> [Brief]: Copy out the entries exactly, from the first line to the last.
++++++++
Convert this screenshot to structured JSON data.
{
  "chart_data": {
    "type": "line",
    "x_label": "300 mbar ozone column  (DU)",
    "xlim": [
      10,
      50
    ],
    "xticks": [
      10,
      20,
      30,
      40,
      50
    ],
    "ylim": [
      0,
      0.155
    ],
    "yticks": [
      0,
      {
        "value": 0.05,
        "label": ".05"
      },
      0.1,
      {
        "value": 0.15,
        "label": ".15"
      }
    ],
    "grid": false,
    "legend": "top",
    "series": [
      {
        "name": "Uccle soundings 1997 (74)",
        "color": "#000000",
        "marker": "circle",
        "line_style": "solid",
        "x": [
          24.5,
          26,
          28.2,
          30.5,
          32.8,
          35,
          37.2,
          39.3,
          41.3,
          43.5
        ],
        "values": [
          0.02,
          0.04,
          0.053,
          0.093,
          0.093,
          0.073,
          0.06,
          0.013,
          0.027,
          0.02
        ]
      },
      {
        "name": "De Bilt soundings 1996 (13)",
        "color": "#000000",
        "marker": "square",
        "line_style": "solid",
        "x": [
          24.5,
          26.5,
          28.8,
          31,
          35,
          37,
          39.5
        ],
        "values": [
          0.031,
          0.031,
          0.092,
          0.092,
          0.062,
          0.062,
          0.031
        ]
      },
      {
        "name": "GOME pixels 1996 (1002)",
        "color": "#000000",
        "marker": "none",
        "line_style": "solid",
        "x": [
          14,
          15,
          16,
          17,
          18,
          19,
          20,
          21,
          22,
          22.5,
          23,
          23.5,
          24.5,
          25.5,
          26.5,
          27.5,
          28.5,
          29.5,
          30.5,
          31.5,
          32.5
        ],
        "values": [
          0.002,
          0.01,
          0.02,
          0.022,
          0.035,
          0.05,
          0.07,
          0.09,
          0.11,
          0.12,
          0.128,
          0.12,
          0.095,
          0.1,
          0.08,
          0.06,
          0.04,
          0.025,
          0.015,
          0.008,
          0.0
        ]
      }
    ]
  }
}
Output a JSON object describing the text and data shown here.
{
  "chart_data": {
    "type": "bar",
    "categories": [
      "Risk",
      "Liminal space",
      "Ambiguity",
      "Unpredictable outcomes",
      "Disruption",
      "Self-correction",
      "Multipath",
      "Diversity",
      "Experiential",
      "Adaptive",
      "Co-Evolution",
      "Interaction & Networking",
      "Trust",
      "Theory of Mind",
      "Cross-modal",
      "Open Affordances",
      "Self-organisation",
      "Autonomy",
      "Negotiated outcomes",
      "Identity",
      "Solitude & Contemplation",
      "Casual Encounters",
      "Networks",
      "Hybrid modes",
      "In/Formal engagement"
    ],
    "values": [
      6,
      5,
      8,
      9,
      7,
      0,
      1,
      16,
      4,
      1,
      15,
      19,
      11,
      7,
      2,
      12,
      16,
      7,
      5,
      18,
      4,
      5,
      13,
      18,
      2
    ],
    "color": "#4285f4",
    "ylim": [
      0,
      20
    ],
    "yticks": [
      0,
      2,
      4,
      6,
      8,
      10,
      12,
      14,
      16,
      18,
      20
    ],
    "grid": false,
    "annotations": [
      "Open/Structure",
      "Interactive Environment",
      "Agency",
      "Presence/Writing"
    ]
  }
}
++++++++
> [Exercise result]:
Convert this screenshot to structured JSON data.
{
  "chart_data": {
    "type": "line",
    "x_label": "300 mbar ozone column  (DU)",
    "xlim": [
      10,
      50
    ],
    "xticks": [
      10,
      20,
      30,
      40,
      50
    ],
    "ylim": [
      0,
      0.155
    ],
    "yticks": [
      0,
      {
        "value": 0.05,
        "label": ".05"
      },
      0.1,
      {
        "value": 0.15,
        "label": ".15"
      }
    ],
    "grid": false,
    "legend": "top",
    "series": [
      {
        "name": "Uccle soundings 1997 (74)",
        "color": "#000000",
        "marker": "circle",
        "line_style": "solid",
        "x": [
          24.5,
          26,
          28.2,
          30.5,
          32.8,
          35,
          37.2,
          39.3,
          41.3,
          43.5
        ],
        "values": [
          0.02,
          0.04,
          0.053,
          0.093,
          0.093,
          0.073,
          0.06,
          0.013,
          0.027,
          0.02
        ]
      },
      {
        "name": "De Bilt soundings 1996 (13)",
        "color": "#000000",
        "marker": "square",
        "line_style": "solid",
        "x": [
          24.5,
          26.5,
          28.8,
          31,
          35,
          37,
          39.5
        ],
        "values": [
          0.031,
          0.031,
          0.092,
          0.092,
          0.062,
          0.062,
          0.031
        ]
      },
      {
        "name": "GOME pixels 1996 (1002)",
        "color": "#000000",
        "marker": "none",
        "line_style": "solid",
        "x": [
          14,
          15,
          16,
          17,
          18,
          19,
          20,
          21,
          22,
          22.5,
          23,
          23.5,
          24.5,
          25.5,
          26.5,
          27.5,
          28.5,
          29.5,
          30.5,
          31.5,
          32.5
        ],
        "values": [
          0.002,
          0.01,
          0.02,
          0.022,
          0.035,
          0.05,
          0.07,
          0.09,
          0.11,
          0.12,
          0.128,
          0.12,
          0.095,
          0.1,
          0.08,
          0.06,
          0.04,
          0.025,
          0.015,
          0.008,
          0.0
        ]
      }
    ]
  }
}
Output a JSON object describing the text and data shown here.
{
  "chart_data": {
    "type": "bar",
    "categories": [
      "Risk",
      "Liminal space",
      "Ambiguity",
      "Unpredictable outcomes",
      "Disruption",
      "Self-correction",
      "Multipath",
      "Diversity",
      "Experiential",
      "Adaptive",
      "Co-Evolution",
      "Interaction & Networking",
      "Trust",
      "Theory of Mind",
      "Cross-modal",
      "Open Affordances",
      "Self-organisation",
      "Autonomy",
      "Negotiated outcomes",
      "Identity",
      "Solitude & Contemplation",
      "Casual Encounters",
      "Networks",
      "Hybrid modes",
      "In/Formal engagement"
    ],
    "values": [
      6,
      5,
      8,
      9,
      7,
      0,
      1,
      16,
      4,
      1,
      15,
      19,
      11,
      7,
      2,
      12,
      16,
      7,
      5,
      18,
      4,
      5,
      13,
      18,
      2
    ],
    "color": "#4285f4",
    "ylim": [
      0,
      20
    ],
    "yticks": [
      0,
      2,
      4,
      6,
      8,
      10,
      12,
      14,
      16,
      18,
      20
    ],
    "grid": false,
    "annotations": [
      "Open/Structure",
      "Interactive Environment",
      "Agency",
      "Presence/Writing"
    ]
  }
}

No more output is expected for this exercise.